§ **SHORT EXERCISE**:
Where a line holds "absoluta", copy it.

§ **INPUT MATERIAL**:
---

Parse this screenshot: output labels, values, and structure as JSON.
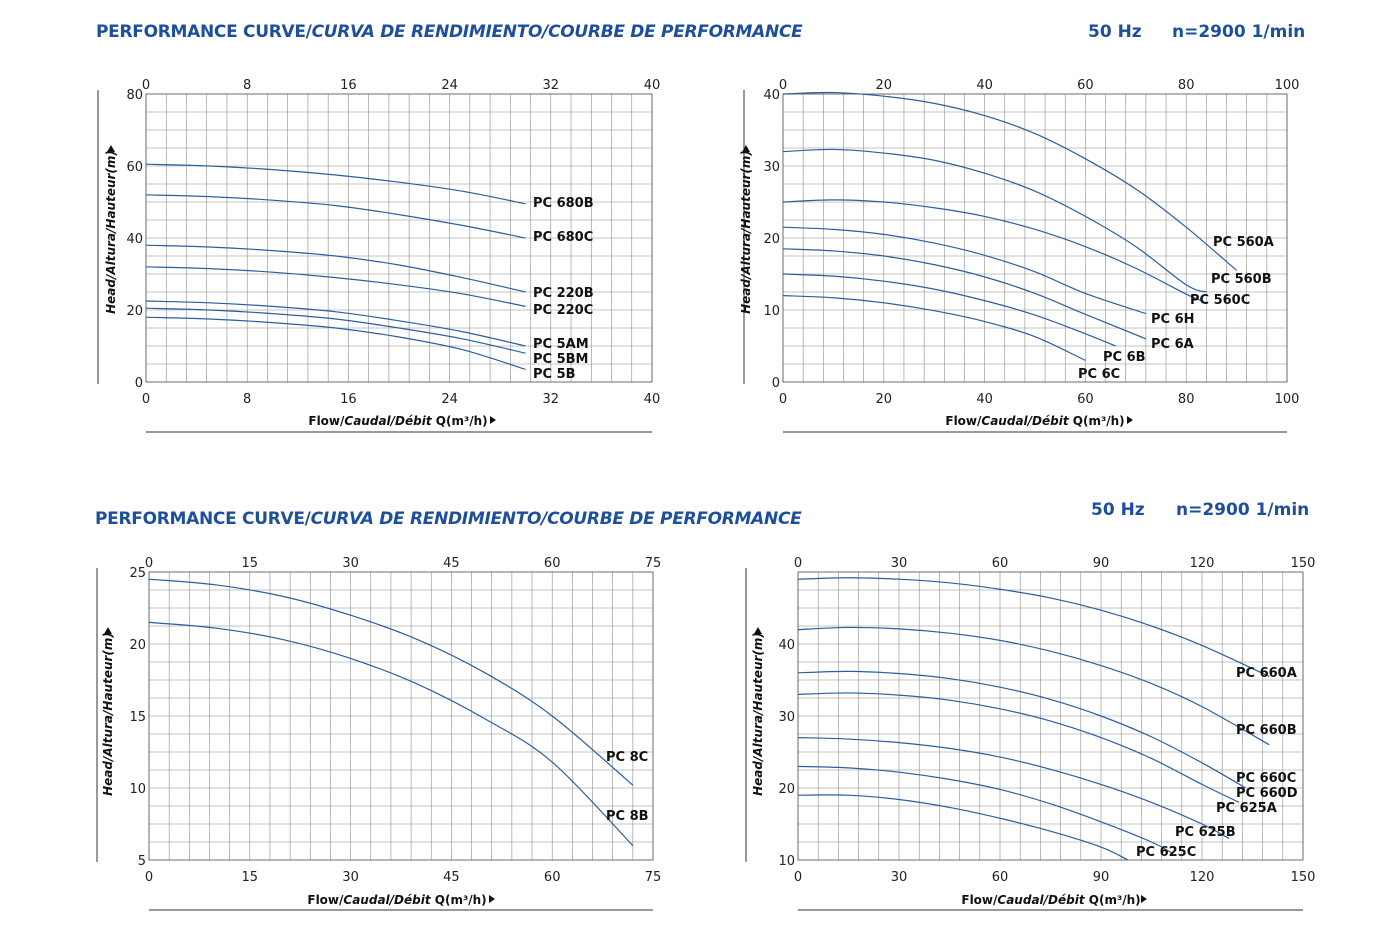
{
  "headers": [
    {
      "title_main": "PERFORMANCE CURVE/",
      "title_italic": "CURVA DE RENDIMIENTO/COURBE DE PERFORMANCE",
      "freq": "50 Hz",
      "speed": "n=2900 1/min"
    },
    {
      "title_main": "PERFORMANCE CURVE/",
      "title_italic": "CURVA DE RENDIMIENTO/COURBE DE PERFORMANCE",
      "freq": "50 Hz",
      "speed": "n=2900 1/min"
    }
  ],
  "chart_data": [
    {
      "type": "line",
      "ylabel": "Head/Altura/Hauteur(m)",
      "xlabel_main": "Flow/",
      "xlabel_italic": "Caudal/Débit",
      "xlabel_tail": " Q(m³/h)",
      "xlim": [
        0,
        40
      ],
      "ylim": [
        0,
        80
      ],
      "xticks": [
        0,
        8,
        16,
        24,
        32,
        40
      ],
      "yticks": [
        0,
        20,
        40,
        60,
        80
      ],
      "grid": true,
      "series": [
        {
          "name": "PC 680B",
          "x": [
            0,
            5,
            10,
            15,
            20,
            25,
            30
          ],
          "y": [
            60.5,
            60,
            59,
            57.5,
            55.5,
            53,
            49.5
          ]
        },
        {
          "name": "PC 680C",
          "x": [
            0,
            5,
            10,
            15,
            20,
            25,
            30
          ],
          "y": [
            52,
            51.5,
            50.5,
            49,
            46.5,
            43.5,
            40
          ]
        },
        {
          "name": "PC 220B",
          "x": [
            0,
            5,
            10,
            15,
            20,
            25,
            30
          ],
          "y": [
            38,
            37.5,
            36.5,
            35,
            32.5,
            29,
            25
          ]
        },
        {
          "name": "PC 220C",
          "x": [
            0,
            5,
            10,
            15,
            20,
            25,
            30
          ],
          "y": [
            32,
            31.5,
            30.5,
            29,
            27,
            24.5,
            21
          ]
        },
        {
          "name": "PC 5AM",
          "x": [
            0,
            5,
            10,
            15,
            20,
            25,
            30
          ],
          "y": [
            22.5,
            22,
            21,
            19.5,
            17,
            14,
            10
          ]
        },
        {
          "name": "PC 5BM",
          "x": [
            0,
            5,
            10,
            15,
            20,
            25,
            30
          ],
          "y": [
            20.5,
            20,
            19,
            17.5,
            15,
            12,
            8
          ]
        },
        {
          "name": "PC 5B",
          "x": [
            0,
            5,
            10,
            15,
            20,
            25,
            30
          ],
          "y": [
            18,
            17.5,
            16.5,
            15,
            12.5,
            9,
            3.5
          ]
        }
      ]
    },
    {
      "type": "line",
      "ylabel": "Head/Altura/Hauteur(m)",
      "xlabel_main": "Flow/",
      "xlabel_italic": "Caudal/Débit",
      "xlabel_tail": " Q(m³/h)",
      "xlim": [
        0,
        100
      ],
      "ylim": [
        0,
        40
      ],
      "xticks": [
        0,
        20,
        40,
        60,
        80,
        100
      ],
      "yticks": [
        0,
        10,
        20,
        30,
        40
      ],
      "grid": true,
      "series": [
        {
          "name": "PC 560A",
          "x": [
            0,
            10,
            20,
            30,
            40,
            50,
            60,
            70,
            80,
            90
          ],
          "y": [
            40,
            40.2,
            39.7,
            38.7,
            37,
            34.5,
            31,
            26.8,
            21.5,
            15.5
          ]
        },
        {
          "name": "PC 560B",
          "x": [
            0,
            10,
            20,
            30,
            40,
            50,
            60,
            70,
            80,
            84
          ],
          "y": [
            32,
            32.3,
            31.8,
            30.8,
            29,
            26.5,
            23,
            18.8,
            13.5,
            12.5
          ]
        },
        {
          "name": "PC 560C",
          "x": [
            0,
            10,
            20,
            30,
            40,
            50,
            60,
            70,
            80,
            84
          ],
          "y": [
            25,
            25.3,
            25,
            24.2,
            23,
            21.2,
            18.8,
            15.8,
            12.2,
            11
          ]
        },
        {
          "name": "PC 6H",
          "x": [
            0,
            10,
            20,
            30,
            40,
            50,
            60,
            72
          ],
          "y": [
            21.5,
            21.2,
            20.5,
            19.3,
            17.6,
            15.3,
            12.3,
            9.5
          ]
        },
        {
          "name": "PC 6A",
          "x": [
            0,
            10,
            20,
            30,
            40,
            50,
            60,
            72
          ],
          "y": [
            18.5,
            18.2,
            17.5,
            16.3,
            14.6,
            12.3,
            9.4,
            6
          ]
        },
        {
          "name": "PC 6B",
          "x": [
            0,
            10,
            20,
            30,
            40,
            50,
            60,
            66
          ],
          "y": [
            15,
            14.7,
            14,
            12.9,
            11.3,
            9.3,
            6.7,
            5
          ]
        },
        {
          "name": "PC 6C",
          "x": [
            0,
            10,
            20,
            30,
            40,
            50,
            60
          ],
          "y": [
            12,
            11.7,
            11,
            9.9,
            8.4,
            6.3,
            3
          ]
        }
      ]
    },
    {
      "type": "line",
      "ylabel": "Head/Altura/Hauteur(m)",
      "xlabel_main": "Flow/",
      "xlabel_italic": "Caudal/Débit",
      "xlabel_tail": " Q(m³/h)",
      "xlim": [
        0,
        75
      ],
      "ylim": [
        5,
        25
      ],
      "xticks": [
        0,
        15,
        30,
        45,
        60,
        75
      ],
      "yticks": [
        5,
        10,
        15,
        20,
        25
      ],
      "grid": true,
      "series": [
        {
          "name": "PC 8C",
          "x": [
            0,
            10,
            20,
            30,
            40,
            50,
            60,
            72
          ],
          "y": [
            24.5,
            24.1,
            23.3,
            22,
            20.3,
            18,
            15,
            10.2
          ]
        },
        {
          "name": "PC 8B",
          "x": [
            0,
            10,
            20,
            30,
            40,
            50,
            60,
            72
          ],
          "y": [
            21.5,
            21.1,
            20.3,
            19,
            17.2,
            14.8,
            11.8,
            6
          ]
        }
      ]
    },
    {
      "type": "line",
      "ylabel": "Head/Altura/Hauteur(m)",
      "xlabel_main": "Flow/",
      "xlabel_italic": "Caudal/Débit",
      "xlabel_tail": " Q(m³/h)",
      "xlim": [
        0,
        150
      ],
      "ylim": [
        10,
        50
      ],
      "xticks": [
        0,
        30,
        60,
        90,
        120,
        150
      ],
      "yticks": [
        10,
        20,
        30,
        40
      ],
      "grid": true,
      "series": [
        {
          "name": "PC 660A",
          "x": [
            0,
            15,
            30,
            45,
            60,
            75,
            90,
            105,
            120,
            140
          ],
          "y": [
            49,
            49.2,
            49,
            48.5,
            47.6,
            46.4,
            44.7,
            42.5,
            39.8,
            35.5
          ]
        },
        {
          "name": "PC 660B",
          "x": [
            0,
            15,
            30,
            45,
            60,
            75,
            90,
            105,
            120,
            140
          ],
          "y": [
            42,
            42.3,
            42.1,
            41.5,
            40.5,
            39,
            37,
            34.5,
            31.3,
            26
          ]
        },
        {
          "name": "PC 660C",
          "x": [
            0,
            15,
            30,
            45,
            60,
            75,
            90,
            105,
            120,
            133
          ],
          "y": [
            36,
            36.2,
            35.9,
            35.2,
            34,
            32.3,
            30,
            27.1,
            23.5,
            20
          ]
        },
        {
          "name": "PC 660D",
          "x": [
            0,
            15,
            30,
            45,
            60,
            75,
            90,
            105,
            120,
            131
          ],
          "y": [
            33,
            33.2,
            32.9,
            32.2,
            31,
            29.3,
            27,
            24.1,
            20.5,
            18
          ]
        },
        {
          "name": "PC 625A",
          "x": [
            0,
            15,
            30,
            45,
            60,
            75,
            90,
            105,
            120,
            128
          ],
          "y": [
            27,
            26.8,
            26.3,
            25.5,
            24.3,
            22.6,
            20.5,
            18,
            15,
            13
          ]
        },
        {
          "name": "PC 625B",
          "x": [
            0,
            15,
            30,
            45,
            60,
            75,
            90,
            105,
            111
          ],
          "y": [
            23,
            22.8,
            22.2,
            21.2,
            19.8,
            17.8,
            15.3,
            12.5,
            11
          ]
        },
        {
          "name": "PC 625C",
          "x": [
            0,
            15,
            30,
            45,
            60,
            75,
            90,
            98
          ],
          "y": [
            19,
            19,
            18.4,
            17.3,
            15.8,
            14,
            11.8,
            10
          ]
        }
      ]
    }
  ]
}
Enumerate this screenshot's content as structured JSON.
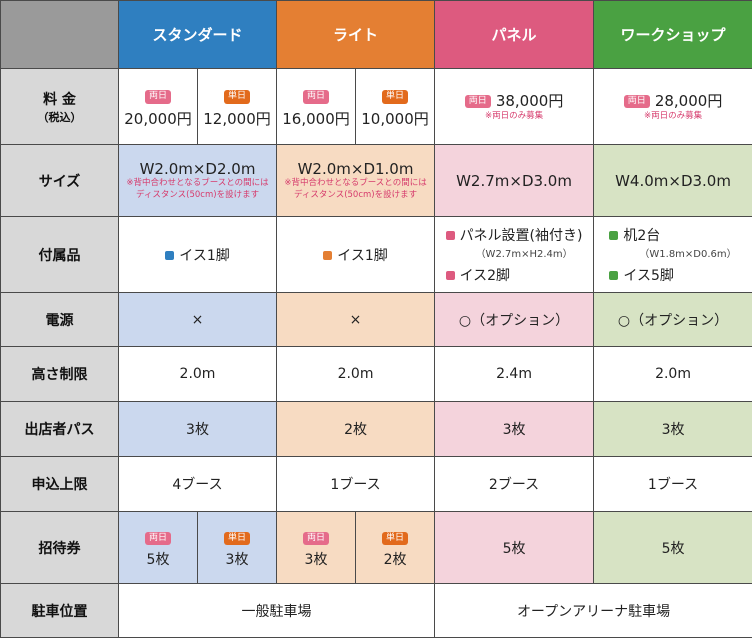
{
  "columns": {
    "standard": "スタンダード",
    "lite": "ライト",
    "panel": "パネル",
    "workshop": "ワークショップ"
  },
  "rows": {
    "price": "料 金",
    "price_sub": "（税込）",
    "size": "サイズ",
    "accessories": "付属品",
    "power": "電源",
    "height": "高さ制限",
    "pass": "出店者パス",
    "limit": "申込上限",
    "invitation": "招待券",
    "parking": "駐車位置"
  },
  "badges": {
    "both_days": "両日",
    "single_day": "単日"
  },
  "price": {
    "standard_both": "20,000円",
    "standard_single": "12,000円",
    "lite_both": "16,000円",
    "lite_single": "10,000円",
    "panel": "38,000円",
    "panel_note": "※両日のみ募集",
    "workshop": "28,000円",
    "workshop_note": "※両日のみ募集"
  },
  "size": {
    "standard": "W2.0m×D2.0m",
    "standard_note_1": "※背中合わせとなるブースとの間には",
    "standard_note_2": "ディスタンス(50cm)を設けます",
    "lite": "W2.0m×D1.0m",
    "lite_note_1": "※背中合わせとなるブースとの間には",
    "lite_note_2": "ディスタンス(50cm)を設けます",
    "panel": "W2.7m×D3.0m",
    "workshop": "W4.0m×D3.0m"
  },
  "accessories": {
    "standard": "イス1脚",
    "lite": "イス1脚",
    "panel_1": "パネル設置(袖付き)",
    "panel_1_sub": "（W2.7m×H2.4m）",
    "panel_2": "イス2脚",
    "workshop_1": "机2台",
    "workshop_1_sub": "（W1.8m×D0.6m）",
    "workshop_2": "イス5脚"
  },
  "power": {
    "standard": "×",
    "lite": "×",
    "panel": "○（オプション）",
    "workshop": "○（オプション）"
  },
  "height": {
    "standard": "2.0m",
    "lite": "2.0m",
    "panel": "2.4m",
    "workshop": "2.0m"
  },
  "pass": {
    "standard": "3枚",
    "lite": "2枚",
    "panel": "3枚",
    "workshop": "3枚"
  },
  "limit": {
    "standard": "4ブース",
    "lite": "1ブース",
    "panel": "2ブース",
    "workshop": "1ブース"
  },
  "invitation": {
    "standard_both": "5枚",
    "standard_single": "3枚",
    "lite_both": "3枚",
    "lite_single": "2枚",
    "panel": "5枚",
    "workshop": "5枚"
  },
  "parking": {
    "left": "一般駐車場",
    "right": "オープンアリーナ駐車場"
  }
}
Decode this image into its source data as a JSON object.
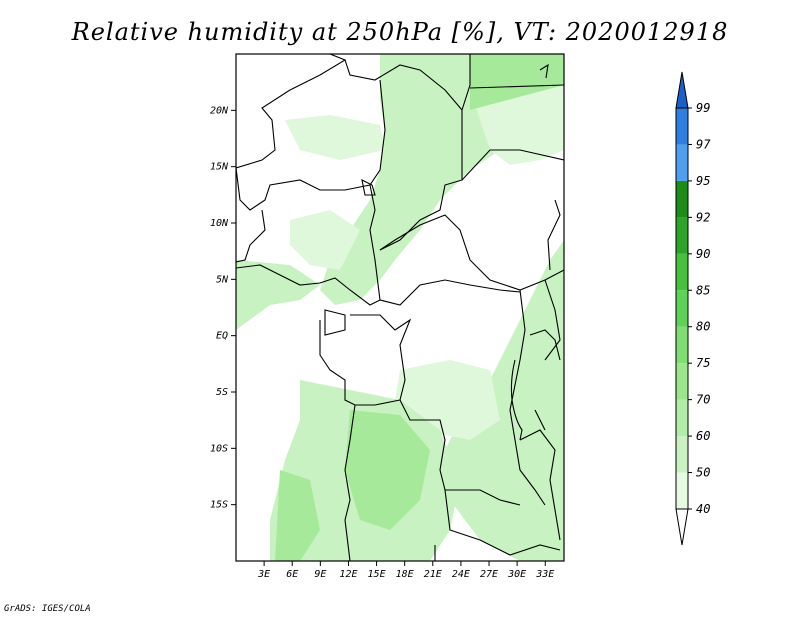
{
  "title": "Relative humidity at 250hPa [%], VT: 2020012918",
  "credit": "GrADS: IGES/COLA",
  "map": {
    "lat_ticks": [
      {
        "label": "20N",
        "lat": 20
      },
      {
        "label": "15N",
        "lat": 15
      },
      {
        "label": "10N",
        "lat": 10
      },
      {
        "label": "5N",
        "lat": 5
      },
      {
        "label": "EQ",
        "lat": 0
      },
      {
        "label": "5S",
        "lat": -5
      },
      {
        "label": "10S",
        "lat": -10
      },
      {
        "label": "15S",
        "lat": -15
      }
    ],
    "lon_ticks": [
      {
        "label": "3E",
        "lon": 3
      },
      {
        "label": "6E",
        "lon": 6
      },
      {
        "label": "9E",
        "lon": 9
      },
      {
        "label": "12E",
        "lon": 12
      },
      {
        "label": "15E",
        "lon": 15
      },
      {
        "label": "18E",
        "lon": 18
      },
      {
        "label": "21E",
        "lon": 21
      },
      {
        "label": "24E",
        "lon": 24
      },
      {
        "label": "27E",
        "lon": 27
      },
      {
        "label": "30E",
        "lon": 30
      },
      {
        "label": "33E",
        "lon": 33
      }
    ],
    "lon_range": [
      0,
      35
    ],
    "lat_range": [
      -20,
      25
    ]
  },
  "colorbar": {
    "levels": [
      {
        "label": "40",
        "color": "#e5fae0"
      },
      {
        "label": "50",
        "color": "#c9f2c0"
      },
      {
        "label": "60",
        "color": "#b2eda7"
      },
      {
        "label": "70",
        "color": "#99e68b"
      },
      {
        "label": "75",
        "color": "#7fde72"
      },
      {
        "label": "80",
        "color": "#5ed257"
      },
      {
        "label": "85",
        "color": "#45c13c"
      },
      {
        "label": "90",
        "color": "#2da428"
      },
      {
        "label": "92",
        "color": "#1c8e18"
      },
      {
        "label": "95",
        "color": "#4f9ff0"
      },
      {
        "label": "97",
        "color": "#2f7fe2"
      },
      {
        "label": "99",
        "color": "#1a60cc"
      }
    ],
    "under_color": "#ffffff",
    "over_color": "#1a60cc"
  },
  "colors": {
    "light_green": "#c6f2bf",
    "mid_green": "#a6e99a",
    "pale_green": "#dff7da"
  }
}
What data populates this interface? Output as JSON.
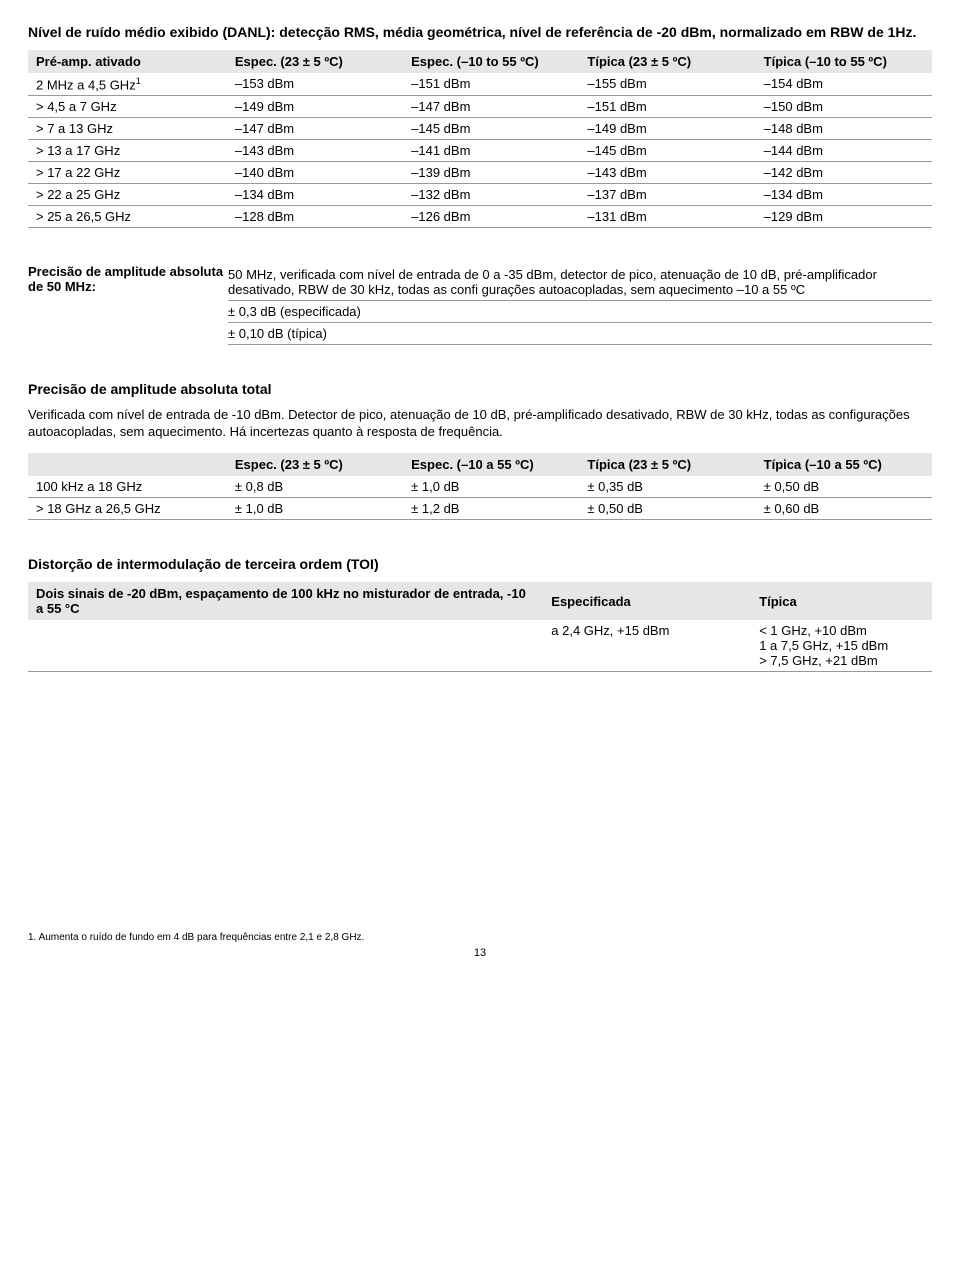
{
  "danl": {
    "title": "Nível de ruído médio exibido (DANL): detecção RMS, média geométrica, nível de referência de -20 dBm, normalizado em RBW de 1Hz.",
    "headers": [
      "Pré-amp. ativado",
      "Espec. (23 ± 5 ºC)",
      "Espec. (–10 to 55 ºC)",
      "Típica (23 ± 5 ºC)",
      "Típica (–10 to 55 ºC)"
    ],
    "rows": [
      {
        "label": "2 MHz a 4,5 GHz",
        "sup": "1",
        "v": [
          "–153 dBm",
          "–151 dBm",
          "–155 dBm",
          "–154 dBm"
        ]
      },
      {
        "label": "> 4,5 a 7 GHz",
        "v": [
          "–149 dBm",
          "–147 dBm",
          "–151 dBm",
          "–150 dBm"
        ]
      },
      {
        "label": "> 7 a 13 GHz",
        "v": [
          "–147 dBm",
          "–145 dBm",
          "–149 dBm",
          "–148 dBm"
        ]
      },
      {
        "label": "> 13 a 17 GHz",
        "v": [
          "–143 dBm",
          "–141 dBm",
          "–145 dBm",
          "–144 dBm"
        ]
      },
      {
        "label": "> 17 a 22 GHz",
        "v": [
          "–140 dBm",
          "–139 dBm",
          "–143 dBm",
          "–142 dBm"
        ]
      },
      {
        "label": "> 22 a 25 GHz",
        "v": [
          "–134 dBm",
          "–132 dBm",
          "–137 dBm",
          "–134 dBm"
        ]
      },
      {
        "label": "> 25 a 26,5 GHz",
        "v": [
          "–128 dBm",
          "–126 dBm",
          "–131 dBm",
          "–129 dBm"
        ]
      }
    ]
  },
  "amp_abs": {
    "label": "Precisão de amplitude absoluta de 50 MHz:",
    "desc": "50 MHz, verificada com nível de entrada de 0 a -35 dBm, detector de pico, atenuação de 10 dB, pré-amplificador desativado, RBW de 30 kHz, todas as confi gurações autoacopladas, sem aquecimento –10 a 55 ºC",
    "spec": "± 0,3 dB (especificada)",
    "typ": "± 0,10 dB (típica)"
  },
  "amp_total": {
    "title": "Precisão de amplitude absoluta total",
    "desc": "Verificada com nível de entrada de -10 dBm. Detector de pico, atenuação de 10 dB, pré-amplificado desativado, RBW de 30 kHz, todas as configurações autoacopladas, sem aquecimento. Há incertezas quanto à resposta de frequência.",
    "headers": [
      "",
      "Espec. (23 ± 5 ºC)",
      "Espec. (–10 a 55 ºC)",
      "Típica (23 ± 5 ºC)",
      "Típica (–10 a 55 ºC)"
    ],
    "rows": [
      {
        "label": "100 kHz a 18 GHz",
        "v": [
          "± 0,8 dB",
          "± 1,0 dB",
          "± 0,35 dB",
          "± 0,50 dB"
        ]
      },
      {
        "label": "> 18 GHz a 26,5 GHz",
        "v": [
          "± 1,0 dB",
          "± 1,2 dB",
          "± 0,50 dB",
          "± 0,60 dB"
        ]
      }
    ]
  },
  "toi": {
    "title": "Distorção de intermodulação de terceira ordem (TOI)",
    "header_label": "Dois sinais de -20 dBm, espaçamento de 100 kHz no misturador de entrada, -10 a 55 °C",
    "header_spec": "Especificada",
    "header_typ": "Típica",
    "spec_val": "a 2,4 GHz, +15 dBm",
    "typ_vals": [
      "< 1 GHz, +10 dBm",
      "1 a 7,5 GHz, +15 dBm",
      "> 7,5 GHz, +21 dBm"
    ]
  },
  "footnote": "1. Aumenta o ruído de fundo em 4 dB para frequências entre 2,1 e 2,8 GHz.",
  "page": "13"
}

---

§ **RESULT OF THIS TASK**:
    "label": "Precisão de amplitude absoluta de 50 MHz:",
    "title": "Precisão de amplitude absoluta total",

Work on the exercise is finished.